Entries from a dataset:
§

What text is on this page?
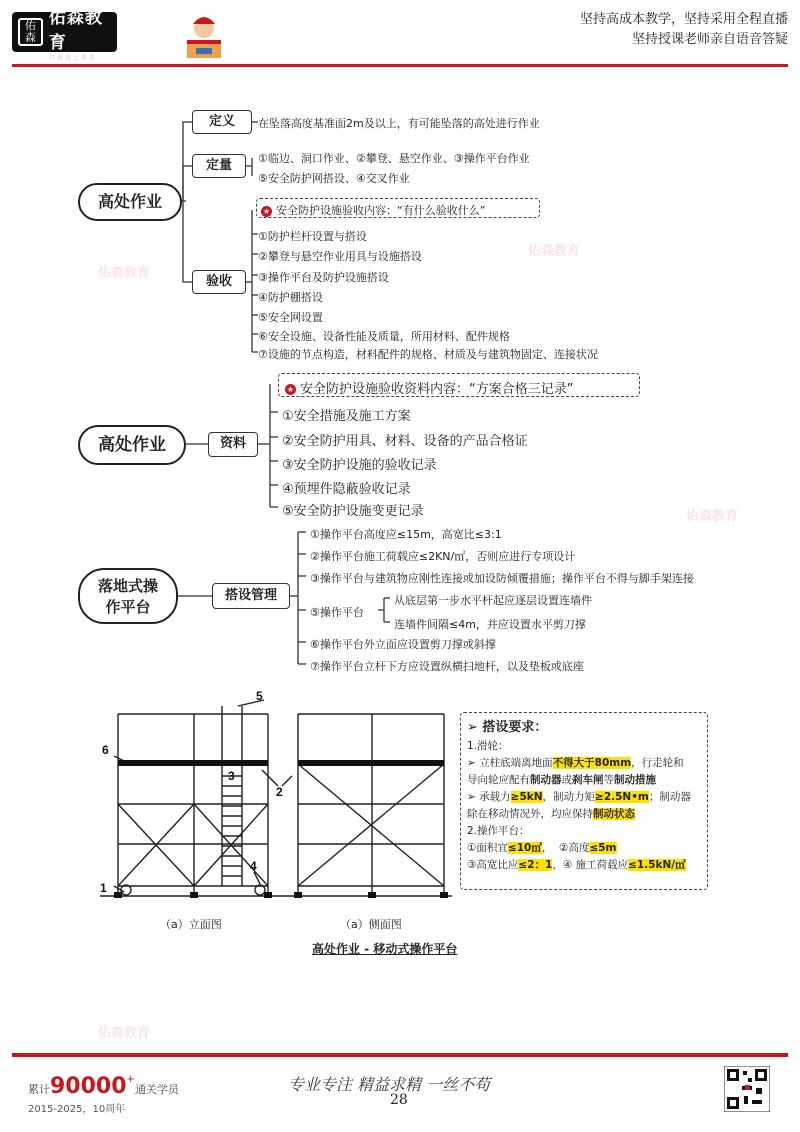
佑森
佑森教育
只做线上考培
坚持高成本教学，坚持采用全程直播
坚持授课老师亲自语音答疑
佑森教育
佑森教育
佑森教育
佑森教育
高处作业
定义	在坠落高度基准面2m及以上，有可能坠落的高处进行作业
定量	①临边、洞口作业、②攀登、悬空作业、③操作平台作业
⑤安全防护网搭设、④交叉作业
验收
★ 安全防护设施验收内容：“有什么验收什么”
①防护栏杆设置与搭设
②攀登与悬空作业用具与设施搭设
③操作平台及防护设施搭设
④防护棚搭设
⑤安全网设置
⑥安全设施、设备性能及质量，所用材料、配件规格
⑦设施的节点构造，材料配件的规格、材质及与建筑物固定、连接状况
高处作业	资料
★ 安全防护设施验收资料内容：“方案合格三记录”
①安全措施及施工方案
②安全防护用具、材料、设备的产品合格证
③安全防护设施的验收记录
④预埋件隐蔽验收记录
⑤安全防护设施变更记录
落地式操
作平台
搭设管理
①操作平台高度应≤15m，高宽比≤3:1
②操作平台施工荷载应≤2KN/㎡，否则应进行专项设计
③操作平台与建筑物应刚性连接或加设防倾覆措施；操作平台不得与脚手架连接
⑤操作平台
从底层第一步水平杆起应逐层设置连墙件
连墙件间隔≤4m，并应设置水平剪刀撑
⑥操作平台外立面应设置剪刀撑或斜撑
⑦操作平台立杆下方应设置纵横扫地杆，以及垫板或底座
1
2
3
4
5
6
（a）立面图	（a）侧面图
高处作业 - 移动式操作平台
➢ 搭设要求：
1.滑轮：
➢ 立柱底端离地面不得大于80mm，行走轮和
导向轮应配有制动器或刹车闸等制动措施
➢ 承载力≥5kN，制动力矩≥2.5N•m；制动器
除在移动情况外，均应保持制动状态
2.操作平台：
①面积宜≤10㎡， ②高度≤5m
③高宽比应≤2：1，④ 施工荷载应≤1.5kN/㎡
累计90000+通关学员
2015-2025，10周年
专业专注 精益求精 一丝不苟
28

§

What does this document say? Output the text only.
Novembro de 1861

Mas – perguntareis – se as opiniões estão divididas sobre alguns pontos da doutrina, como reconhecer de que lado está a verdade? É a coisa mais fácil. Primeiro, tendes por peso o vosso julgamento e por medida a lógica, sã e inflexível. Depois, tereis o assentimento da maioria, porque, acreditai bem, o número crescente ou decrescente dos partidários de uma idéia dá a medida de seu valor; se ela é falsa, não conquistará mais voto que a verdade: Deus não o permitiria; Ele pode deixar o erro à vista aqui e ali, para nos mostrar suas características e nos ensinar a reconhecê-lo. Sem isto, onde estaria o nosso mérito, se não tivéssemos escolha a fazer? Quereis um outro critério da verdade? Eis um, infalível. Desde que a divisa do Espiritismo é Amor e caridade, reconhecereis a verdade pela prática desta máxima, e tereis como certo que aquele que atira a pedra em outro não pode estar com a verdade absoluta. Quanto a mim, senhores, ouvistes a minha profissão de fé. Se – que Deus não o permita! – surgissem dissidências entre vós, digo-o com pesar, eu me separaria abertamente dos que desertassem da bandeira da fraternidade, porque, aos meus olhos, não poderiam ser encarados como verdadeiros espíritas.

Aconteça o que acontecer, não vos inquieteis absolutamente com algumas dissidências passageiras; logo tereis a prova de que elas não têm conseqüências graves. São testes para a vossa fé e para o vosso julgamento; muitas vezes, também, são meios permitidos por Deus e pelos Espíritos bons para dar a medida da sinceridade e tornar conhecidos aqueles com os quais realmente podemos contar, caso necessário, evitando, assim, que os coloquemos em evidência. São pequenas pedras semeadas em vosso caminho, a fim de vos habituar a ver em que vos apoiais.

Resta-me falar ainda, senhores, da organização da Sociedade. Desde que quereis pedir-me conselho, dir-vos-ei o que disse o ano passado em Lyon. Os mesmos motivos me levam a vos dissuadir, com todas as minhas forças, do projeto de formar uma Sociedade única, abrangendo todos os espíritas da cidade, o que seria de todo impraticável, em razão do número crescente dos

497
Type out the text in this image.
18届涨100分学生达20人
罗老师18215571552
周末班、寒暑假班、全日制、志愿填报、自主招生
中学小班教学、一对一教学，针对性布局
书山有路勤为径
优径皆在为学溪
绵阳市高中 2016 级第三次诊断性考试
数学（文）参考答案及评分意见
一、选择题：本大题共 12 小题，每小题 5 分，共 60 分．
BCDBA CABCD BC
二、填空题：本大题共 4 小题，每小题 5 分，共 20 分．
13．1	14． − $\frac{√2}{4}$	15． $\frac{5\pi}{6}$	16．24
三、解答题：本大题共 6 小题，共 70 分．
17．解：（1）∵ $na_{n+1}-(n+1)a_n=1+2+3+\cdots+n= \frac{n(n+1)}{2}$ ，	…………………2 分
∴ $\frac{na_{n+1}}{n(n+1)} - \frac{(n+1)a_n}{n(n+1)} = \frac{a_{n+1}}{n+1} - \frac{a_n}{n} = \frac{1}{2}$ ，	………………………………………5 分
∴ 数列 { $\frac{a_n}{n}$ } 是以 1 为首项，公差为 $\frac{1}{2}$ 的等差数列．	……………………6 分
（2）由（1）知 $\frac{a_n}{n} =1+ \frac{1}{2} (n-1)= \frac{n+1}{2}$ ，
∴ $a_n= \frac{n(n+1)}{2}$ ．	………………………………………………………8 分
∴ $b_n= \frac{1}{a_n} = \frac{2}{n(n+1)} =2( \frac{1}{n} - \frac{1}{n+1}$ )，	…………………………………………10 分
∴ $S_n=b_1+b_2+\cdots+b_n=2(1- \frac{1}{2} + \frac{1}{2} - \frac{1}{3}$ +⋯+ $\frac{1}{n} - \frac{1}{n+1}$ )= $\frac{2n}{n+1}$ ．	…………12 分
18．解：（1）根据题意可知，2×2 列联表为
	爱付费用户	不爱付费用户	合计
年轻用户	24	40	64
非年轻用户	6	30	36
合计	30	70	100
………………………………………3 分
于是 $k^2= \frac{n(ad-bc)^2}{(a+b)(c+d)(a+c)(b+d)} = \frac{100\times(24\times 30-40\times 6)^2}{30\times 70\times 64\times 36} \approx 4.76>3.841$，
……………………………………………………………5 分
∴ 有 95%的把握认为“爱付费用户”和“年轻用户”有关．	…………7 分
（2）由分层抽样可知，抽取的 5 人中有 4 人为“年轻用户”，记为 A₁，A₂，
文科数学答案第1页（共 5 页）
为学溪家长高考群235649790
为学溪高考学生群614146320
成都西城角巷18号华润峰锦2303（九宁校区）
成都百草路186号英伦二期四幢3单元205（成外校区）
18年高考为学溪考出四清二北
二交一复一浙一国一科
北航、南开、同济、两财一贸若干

§

#### DESCRIPTION OF THE TASK
Looking at the listing above, how many of its lines contain the string "cdots"? Give the number alone.

#### SOLUTION FOR THIS TASK
2